[Begin Supplied data]

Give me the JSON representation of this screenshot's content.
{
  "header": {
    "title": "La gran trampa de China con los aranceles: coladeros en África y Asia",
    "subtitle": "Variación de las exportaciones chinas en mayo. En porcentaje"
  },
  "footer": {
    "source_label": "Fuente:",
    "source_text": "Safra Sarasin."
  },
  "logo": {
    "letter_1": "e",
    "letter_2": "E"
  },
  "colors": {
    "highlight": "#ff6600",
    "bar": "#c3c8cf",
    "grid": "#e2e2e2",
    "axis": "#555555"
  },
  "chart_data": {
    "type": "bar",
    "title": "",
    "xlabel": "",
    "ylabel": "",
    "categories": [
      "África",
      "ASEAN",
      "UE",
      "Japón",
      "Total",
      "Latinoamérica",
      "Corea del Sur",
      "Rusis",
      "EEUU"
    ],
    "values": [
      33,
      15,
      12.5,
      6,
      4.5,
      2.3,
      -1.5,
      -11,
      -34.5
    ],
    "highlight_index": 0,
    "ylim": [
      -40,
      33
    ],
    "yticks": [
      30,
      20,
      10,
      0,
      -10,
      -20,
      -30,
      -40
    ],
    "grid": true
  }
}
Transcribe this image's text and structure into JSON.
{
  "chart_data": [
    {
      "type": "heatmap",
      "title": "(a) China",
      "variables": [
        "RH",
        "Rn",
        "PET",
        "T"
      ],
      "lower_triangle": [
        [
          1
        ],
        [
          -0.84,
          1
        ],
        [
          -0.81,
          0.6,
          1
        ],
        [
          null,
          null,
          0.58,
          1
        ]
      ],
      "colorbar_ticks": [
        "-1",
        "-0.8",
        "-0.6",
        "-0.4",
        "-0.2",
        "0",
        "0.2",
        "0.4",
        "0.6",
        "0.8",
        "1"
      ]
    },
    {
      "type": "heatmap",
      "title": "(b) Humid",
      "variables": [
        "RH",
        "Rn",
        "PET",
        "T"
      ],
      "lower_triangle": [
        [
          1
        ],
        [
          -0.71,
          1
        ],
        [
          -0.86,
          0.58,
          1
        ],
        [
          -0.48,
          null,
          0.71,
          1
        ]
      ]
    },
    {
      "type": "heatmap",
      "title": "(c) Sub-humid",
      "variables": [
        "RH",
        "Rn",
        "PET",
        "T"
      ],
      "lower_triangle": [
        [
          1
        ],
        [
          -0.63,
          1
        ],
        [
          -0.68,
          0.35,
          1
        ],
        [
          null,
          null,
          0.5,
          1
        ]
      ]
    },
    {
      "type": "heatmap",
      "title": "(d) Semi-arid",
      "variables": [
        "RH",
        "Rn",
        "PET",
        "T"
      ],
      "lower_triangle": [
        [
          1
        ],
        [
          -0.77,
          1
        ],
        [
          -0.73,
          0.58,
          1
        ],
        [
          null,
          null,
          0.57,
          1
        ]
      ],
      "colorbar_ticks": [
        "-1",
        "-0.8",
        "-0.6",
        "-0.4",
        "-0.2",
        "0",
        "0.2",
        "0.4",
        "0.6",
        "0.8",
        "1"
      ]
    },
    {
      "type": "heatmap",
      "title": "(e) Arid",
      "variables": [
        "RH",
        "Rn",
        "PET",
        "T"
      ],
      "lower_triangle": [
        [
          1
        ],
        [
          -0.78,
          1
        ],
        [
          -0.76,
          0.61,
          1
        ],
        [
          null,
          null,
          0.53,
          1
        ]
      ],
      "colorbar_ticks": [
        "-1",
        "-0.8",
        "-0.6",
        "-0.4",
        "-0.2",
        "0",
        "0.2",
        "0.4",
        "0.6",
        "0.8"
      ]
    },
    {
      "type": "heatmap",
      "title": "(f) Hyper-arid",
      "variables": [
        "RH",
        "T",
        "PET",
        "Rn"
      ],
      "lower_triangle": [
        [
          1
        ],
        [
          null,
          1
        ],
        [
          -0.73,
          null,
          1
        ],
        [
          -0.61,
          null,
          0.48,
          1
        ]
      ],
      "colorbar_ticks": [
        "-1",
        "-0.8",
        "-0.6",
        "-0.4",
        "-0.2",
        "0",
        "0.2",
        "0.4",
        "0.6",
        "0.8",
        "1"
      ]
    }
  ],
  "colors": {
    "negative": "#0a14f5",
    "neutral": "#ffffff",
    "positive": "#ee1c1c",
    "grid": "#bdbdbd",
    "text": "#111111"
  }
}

[End Supplied data]
[Begin Supplied data]

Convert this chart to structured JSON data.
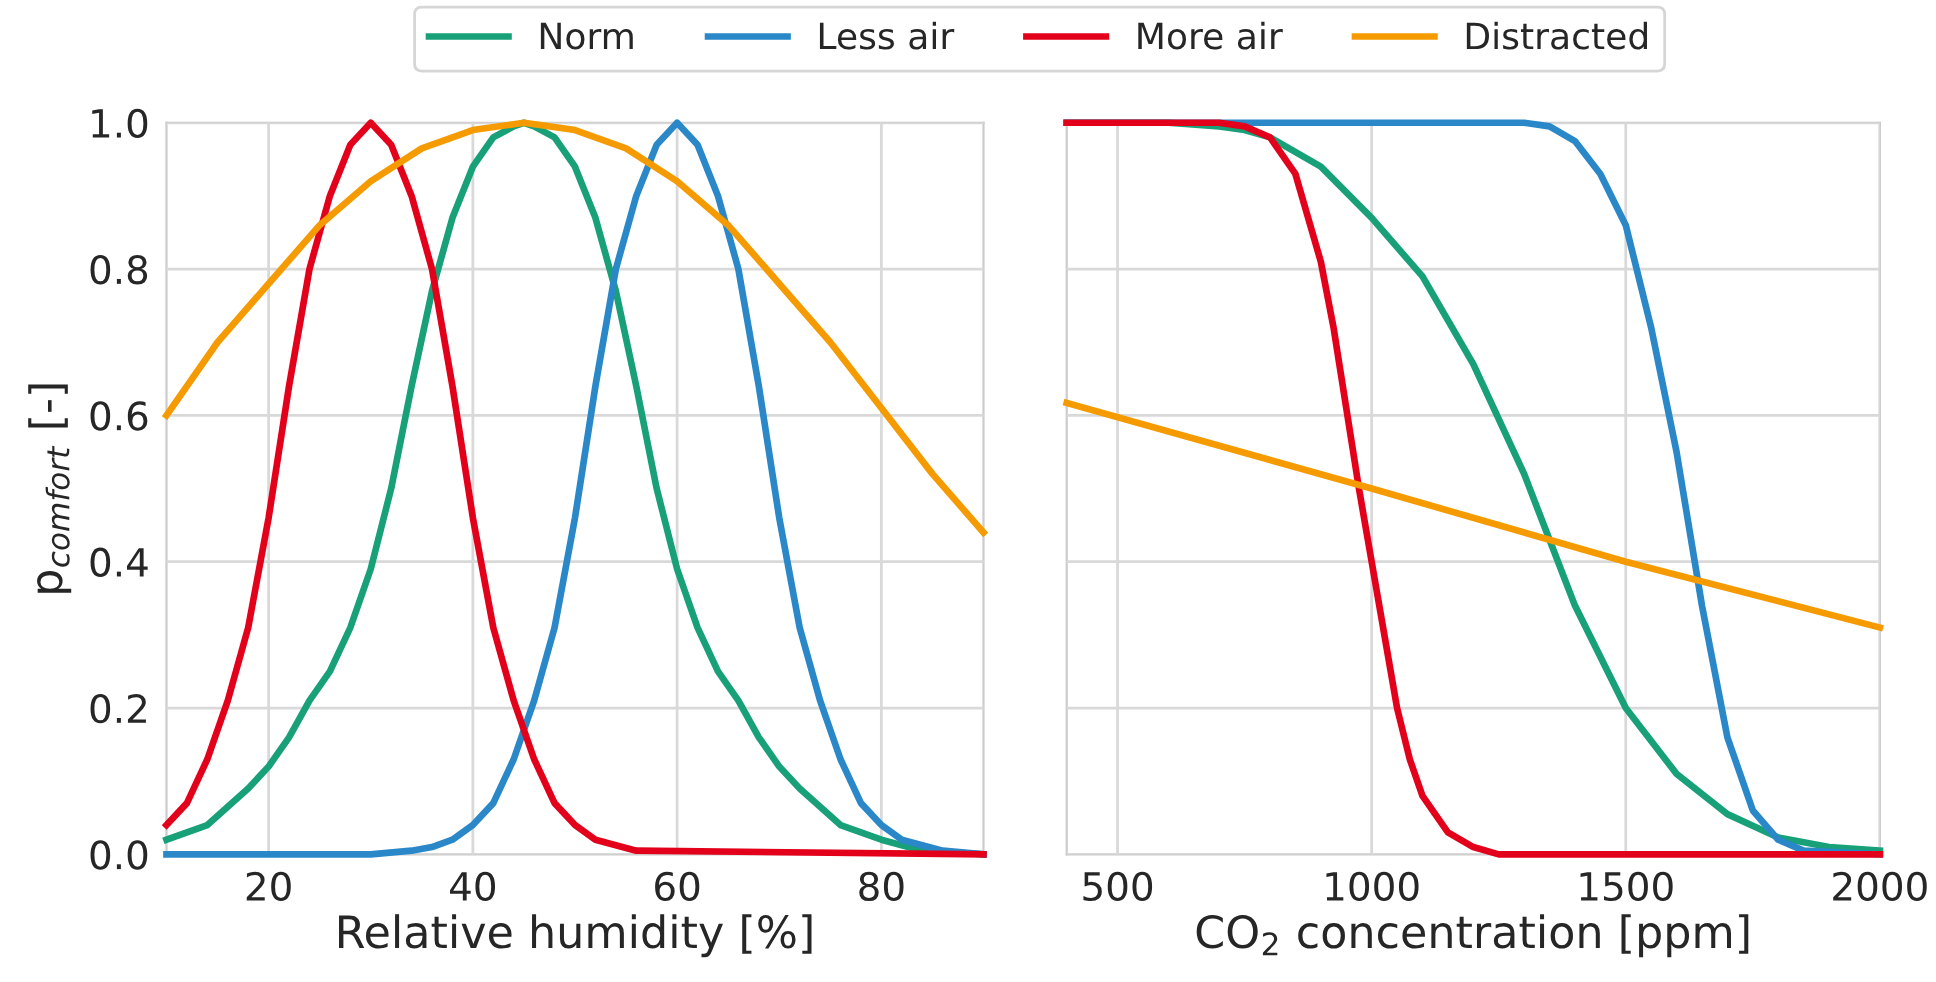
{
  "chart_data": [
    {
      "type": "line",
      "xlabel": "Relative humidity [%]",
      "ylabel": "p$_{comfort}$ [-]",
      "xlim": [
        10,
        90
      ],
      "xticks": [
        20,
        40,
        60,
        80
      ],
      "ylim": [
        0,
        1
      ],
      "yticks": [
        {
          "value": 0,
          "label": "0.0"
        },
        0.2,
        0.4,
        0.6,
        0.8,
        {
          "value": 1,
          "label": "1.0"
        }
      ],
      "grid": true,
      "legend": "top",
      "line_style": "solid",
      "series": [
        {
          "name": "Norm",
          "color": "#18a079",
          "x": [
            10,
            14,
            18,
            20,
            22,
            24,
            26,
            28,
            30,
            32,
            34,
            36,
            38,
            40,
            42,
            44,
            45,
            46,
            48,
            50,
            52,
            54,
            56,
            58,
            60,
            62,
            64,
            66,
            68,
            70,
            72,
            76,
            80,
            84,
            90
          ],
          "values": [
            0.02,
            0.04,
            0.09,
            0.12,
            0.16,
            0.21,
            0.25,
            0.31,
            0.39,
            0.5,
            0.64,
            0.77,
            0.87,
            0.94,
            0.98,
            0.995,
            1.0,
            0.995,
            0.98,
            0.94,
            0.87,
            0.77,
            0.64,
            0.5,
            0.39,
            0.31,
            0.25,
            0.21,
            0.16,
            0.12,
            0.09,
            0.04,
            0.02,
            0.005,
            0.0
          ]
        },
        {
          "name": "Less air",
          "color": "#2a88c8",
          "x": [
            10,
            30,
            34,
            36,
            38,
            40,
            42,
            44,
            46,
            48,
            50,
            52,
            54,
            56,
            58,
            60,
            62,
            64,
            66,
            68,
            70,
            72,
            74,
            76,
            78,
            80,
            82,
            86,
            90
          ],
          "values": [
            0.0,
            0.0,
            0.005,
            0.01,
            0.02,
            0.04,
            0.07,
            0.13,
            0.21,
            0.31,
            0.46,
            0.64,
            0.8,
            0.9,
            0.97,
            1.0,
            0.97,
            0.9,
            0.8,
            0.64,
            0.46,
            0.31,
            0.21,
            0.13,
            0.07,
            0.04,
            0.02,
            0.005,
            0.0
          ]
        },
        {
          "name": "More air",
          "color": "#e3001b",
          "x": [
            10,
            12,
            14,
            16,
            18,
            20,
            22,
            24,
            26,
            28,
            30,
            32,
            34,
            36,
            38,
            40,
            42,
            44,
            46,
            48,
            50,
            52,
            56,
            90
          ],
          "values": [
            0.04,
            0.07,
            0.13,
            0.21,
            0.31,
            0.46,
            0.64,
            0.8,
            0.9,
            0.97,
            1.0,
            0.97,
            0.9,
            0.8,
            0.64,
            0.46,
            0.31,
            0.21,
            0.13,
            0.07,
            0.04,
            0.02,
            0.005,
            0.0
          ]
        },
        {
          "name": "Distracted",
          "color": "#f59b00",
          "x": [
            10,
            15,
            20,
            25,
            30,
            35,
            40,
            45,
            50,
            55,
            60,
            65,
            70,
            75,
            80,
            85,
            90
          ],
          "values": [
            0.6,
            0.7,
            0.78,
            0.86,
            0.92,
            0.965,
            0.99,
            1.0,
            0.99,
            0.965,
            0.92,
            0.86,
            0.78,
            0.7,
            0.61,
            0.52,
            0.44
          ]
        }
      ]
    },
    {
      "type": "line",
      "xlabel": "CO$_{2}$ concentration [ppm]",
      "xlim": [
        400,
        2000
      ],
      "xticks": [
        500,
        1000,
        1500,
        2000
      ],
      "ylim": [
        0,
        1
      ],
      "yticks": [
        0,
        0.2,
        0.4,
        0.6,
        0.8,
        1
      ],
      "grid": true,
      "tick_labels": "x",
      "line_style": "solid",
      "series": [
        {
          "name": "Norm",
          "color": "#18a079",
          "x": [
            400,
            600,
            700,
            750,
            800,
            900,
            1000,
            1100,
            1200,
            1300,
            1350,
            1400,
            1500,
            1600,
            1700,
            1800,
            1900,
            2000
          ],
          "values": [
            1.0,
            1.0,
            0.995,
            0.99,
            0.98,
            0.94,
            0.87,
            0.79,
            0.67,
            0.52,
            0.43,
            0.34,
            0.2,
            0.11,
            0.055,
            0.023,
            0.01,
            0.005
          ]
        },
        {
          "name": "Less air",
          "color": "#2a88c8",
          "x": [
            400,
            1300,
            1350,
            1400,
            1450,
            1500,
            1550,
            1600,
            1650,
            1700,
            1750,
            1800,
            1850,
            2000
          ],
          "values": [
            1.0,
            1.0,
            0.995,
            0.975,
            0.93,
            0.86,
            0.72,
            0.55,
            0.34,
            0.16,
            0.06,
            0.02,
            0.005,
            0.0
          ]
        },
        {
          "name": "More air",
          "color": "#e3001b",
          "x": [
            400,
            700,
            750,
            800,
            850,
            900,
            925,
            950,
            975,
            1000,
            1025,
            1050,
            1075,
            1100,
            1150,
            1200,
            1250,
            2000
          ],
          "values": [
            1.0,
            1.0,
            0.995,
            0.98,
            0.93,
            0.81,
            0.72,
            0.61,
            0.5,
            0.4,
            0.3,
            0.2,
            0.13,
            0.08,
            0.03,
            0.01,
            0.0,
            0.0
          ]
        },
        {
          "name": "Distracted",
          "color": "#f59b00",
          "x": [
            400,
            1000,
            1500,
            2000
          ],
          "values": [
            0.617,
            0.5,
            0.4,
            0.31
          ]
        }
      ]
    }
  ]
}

[End Supplied data]

Locate all lines in the listing above with the word "África". Copy them.

## [Solution for this problem]
    "title": "La gran trampa de China con los aranceles: coladeros en África y Asia",
      "África",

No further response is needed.